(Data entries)
__________

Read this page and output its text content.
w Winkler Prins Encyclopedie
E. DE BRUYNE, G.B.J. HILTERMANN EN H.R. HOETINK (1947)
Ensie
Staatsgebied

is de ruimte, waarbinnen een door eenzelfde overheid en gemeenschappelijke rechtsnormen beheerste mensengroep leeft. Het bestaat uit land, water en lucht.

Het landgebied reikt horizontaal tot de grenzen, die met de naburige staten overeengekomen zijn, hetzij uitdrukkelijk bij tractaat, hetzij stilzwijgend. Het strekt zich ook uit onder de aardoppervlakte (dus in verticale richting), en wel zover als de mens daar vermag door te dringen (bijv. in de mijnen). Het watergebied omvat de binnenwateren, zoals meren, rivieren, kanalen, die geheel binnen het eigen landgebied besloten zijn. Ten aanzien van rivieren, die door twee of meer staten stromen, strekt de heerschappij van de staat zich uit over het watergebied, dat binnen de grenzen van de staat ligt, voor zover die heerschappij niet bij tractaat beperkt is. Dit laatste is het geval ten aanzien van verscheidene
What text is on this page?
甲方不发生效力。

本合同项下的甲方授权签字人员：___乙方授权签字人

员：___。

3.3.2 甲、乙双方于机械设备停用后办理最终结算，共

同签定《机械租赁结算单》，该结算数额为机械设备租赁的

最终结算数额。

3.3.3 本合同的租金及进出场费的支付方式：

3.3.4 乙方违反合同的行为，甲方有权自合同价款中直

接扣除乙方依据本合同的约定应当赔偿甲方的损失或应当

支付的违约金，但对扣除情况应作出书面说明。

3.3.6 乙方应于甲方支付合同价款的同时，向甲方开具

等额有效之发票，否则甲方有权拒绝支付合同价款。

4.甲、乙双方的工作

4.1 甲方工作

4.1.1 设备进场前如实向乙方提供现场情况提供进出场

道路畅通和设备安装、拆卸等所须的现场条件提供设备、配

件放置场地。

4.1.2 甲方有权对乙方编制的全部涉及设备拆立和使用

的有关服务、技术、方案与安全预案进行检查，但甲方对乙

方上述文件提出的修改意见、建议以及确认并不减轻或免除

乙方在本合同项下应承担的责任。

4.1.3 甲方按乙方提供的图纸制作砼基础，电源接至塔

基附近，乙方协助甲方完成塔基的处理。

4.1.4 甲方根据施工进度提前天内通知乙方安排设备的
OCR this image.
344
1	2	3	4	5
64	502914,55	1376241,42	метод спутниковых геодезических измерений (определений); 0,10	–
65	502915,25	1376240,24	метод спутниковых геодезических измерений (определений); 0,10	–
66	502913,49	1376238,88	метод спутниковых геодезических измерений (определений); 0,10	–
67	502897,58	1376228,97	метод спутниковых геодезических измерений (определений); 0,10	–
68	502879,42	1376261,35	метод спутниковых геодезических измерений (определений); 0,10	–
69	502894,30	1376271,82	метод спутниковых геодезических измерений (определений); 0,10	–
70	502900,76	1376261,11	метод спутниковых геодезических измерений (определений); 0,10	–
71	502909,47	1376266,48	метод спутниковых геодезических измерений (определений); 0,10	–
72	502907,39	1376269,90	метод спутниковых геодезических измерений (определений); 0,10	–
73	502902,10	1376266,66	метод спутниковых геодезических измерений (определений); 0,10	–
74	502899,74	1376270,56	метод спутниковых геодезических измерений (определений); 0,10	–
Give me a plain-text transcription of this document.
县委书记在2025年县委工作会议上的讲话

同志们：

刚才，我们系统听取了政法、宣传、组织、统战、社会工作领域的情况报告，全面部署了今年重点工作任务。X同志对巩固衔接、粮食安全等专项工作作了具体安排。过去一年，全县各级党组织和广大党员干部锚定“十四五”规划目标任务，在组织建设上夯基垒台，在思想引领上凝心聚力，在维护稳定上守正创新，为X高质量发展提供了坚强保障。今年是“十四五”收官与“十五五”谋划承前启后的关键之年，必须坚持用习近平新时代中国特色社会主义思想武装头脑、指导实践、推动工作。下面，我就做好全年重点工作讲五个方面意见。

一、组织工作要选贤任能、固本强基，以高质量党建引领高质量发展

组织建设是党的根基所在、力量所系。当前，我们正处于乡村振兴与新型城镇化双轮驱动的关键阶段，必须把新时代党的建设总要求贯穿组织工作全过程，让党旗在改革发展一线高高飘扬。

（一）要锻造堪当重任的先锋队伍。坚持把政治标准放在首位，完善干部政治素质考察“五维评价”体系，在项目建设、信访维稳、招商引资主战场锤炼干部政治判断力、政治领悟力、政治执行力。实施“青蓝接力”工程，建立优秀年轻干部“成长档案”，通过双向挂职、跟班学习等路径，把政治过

__________

▶ INSTRUCTIONS TO FOLLOW
Write out the records shown above, exactly as they appear.

▶ EXERCISE SOLUTION
Read this page and output its text content.
w Winkler Prins Encyclopedie
E. DE BRUYNE, G.B.J. HILTERMANN EN H.R. HOETINK (1947)
Ensie
Staatsgebied

is de ruimte, waarbinnen een door eenzelfde overheid en gemeenschappelijke rechtsnormen beheerste mensengroep leeft. Het bestaat uit land, water en lucht.

Het landgebied reikt horizontaal tot de grenzen, die met de naburige staten overeengekomen zijn, hetzij uitdrukkelijk bij tractaat, hetzij stilzwijgend. Het strekt zich ook uit onder de aardoppervlakte (dus in verticale richting), en wel zover als de mens daar vermag door te dringen (bijv. in de mijnen). Het watergebied omvat de binnenwateren, zoals meren, rivieren, kanalen, die geheel binnen het eigen landgebied besloten zijn. Ten aanzien van rivieren, die door twee of meer staten stromen, strekt de heerschappij van de staat zich uit over het watergebied, dat binnen de grenzen van de staat ligt, voor zover die heerschappij niet bij tractaat beperkt is. Dit laatste is het geval ten aanzien van verscheidene
What text is on this page?
甲方不发生效力。

本合同项下的甲方授权签字人员：___乙方授权签字人

员：___。

3.3.2 甲、乙双方于机械设备停用后办理最终结算，共

同签定《机械租赁结算单》，该结算数额为机械设备租赁的

最终结算数额。

3.3.3 本合同的租金及进出场费的支付方式：

3.3.4 乙方违反合同的行为，甲方有权自合同价款中直

接扣除乙方依据本合同的约定应当赔偿甲方的损失或应当

支付的违约金，但对扣除情况应作出书面说明。

3.3.6 乙方应于甲方支付合同价款的同时，向甲方开具

等额有效之发票，否则甲方有权拒绝支付合同价款。

4.甲、乙双方的工作

4.1 甲方工作

4.1.1 设备进场前如实向乙方提供现场情况提供进出场

道路畅通和设备安装、拆卸等所须的现场条件提供设备、配

件放置场地。

4.1.2 甲方有权对乙方编制的全部涉及设备拆立和使用

的有关服务、技术、方案与安全预案进行检查，但甲方对乙

方上述文件提出的修改意见、建议以及确认并不减轻或免除

乙方在本合同项下应承担的责任。

4.1.3 甲方按乙方提供的图纸制作砼基础，电源接至塔

基附近，乙方协助甲方完成塔基的处理。

4.1.4 甲方根据施工进度提前天内通知乙方安排设备的
OCR this image.
344
1	2	3	4	5
64	502914,55	1376241,42	метод спутниковых геодезических измерений (определений); 0,10	–
65	502915,25	1376240,24	метод спутниковых геодезических измерений (определений); 0,10	–
66	502913,49	1376238,88	метод спутниковых геодезических измерений (определений); 0,10	–
67	502897,58	1376228,97	метод спутниковых геодезических измерений (определений); 0,10	–
68	502879,42	1376261,35	метод спутниковых геодезических измерений (определений); 0,10	–
69	502894,30	1376271,82	метод спутниковых геодезических измерений (определений); 0,10	–
70	502900,76	1376261,11	метод спутниковых геодезических измерений (определений); 0,10	–
71	502909,47	1376266,48	метод спутниковых геодезических измерений (определений); 0,10	–
72	502907,39	1376269,90	метод спутниковых геодезических измерений (определений); 0,10	–
73	502902,10	1376266,66	метод спутниковых геодезических измерений (определений); 0,10	–
74	502899,74	1376270,56	метод спутниковых геодезических измерений (определений); 0,10	–
Give me a plain-text transcription of this document.
县委书记在2025年县委工作会议上的讲话

同志们：

刚才，我们系统听取了政法、宣传、组织、统战、社会工作领域的情况报告，全面部署了今年重点工作任务。X同志对巩固衔接、粮食安全等专项工作作了具体安排。过去一年，全县各级党组织和广大党员干部锚定“十四五”规划目标任务，在组织建设上夯基垒台，在思想引领上凝心聚力，在维护稳定上守正创新，为X高质量发展提供了坚强保障。今年是“十四五”收官与“十五五”谋划承前启后的关键之年，必须坚持用习近平新时代中国特色社会主义思想武装头脑、指导实践、推动工作。下面，我就做好全年重点工作讲五个方面意见。

一、组织工作要选贤任能、固本强基，以高质量党建引领高质量发展

组织建设是党的根基所在、力量所系。当前，我们正处于乡村振兴与新型城镇化双轮驱动的关键阶段，必须把新时代党的建设总要求贯穿组织工作全过程，让党旗在改革发展一线高高飘扬。

（一）要锻造堪当重任的先锋队伍。坚持把政治标准放在首位，完善干部政治素质考察“五维评价”体系，在项目建设、信访维稳、招商引资主战场锤炼干部政治判断力、政治领悟力、政治执行力。实施“青蓝接力”工程，建立优秀年轻干部“成长档案”，通过双向挂职、跟班学习等路径，把政治过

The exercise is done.